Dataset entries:
[Begin]

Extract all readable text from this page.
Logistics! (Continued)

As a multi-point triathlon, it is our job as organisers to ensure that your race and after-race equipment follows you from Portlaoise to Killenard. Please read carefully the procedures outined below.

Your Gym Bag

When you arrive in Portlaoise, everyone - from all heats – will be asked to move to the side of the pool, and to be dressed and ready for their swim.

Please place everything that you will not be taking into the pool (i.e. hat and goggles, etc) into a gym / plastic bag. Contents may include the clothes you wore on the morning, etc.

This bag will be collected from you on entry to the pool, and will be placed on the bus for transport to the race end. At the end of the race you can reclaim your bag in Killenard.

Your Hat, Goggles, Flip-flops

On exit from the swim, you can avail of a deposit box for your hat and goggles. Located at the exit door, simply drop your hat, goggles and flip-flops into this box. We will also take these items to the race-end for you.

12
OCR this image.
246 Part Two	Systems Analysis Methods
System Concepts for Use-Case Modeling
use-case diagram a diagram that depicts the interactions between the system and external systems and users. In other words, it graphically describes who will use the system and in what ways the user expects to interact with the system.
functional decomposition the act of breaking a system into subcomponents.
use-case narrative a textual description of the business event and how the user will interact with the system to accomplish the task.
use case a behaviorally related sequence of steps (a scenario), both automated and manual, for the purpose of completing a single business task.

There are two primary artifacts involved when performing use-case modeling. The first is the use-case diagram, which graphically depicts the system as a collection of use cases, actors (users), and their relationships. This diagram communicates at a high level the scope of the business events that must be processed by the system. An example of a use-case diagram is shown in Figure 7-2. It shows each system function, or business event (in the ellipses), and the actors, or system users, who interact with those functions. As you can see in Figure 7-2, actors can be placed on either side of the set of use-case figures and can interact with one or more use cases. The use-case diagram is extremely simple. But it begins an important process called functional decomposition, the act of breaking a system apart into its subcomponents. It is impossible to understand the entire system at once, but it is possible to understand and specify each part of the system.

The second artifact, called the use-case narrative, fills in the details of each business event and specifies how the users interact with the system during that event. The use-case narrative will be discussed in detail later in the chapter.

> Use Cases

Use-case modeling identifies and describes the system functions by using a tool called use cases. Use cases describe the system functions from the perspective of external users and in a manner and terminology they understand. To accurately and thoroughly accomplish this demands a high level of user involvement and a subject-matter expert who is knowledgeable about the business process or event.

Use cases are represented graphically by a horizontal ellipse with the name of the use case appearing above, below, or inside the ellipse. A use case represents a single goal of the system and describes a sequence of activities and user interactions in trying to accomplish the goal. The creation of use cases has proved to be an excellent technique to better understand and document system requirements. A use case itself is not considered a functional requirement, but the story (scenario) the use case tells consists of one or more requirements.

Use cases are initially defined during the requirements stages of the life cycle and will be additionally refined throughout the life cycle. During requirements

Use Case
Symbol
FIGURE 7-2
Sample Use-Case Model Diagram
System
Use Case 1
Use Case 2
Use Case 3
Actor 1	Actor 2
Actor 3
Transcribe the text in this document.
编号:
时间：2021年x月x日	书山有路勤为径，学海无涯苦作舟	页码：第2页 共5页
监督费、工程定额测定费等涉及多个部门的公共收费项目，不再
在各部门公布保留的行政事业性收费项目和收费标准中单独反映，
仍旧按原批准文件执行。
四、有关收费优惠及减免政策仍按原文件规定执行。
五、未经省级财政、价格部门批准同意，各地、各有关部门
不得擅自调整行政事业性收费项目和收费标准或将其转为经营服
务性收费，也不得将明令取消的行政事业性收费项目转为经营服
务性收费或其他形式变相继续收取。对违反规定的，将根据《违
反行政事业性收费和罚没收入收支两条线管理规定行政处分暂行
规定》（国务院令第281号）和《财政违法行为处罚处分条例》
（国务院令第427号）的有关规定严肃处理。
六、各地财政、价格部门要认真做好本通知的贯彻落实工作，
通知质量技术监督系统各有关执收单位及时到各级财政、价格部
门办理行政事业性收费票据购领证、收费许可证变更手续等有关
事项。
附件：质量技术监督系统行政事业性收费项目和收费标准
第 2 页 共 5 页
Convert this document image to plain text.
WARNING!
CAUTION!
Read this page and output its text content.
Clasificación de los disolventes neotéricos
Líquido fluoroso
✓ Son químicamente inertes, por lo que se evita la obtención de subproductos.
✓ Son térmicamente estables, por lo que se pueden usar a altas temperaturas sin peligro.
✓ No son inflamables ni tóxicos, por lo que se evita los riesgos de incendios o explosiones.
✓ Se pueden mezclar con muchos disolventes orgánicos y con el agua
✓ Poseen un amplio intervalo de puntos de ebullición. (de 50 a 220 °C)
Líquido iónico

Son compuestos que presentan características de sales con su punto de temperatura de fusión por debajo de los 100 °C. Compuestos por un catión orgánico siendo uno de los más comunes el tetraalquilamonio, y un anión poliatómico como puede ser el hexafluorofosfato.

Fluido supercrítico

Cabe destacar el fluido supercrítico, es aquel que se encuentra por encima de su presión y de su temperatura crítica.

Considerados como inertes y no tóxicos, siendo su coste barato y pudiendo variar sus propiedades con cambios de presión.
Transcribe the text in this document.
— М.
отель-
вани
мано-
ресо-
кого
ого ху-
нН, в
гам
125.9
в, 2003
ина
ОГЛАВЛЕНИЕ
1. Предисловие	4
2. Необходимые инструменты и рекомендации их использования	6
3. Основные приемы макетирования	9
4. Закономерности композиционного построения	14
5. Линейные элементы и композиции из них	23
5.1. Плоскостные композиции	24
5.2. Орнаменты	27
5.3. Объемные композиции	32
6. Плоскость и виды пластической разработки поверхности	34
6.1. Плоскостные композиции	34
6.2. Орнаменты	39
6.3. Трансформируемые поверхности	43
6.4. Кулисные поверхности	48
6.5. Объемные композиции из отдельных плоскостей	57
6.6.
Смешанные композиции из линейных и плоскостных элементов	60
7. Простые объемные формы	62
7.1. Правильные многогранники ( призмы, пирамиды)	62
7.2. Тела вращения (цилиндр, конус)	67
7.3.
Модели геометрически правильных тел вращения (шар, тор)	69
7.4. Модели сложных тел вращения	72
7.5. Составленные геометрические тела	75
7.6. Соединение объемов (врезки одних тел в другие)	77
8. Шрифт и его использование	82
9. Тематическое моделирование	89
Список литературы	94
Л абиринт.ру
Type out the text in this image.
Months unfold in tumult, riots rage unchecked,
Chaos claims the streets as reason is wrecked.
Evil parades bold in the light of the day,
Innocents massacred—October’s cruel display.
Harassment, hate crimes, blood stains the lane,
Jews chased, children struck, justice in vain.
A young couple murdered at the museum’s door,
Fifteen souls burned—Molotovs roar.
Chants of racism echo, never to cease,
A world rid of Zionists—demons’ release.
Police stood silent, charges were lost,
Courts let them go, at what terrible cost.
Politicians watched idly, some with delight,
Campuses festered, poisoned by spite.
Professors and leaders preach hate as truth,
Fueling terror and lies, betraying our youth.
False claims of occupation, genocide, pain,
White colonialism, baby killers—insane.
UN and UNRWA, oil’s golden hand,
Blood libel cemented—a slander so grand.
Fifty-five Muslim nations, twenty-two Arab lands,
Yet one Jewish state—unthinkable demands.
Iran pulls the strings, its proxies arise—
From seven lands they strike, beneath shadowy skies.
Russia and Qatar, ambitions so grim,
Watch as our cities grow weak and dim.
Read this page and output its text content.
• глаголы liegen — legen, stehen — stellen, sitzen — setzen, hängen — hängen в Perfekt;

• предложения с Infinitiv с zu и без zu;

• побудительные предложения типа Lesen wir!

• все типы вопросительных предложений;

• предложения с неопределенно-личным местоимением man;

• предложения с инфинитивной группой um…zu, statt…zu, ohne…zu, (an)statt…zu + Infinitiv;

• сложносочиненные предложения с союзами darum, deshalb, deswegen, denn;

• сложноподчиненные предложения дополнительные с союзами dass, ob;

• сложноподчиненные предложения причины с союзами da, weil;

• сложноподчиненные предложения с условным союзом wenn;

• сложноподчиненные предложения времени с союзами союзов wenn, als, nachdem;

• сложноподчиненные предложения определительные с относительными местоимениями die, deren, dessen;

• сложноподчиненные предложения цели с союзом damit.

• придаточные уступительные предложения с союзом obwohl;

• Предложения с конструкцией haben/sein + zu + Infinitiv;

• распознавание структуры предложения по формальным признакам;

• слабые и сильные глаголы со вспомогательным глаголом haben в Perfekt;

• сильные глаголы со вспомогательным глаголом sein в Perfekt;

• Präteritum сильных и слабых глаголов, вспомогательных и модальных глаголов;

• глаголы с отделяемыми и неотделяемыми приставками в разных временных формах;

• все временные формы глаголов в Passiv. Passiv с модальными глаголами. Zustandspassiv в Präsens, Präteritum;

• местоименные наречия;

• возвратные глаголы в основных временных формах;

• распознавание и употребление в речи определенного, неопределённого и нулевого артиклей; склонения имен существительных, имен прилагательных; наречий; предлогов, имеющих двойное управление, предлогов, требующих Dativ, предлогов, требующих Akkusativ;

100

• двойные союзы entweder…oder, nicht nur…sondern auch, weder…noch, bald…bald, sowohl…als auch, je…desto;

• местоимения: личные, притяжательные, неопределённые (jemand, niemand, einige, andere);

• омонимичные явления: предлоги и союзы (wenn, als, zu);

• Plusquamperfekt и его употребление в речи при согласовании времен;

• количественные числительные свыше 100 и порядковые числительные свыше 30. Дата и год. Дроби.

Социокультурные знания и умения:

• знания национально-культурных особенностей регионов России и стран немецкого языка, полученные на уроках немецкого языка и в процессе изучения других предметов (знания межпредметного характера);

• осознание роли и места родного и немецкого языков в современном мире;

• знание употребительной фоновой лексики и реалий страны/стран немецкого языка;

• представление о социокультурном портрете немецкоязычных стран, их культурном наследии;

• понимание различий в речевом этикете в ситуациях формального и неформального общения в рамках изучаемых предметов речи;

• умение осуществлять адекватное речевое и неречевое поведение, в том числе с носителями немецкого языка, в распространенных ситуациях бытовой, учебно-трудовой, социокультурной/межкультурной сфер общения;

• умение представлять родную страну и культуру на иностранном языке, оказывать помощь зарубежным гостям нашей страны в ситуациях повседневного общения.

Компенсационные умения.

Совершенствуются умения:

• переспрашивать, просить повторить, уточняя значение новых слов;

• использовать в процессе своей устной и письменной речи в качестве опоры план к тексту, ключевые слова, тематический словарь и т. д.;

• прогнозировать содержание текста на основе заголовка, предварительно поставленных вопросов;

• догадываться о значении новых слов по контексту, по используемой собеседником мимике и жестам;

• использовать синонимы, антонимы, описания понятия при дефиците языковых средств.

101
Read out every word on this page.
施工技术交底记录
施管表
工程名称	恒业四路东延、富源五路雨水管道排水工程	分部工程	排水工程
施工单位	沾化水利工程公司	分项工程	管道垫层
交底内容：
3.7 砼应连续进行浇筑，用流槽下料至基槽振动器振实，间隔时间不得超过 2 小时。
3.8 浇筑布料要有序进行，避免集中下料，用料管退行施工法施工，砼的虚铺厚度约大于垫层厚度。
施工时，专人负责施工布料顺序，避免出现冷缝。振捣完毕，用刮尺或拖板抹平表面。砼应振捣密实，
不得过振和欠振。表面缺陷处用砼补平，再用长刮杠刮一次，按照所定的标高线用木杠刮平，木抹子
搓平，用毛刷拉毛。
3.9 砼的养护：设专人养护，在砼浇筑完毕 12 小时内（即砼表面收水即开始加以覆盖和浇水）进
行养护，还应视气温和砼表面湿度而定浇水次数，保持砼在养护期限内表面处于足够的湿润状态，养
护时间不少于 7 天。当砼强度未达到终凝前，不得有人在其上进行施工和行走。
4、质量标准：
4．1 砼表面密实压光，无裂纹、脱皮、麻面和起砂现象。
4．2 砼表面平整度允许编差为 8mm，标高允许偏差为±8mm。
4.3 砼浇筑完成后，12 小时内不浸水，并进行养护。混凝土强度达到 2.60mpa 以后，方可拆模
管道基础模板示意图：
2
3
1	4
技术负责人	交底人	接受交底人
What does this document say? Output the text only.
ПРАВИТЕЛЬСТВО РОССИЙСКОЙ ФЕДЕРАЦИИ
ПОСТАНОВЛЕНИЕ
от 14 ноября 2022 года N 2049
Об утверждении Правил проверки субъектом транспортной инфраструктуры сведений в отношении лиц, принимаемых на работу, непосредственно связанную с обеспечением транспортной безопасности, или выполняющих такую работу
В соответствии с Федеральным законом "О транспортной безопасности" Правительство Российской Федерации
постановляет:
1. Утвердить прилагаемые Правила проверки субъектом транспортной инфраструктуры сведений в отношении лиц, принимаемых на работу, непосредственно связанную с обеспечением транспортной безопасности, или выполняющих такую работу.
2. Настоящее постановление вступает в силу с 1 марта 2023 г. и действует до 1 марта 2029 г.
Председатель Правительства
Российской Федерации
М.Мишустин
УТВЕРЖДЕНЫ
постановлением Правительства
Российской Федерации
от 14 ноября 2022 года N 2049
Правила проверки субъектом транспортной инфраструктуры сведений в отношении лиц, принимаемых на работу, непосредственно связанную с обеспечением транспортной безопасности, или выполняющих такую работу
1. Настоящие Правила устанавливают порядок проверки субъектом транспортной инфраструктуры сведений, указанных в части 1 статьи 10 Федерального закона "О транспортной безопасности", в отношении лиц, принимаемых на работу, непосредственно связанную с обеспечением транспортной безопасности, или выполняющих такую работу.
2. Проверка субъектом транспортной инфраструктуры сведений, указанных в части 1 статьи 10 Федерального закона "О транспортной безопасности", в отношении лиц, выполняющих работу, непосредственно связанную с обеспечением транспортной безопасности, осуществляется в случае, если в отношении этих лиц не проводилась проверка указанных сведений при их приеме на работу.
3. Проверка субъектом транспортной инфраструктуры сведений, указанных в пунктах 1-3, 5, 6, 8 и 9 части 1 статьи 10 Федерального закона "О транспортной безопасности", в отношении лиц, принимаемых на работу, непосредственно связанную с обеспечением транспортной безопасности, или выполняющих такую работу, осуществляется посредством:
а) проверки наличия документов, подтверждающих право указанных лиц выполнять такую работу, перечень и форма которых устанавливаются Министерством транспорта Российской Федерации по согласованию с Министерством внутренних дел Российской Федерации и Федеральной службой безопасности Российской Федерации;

[End]

**What is required**
Identify each line in the records above containing the word "disolventes"; copy those lines.

**Solution below**
Clasificación de los disolventes neotéricos
✓ Se pueden mezclar con muchos disolventes orgánicos y con el agua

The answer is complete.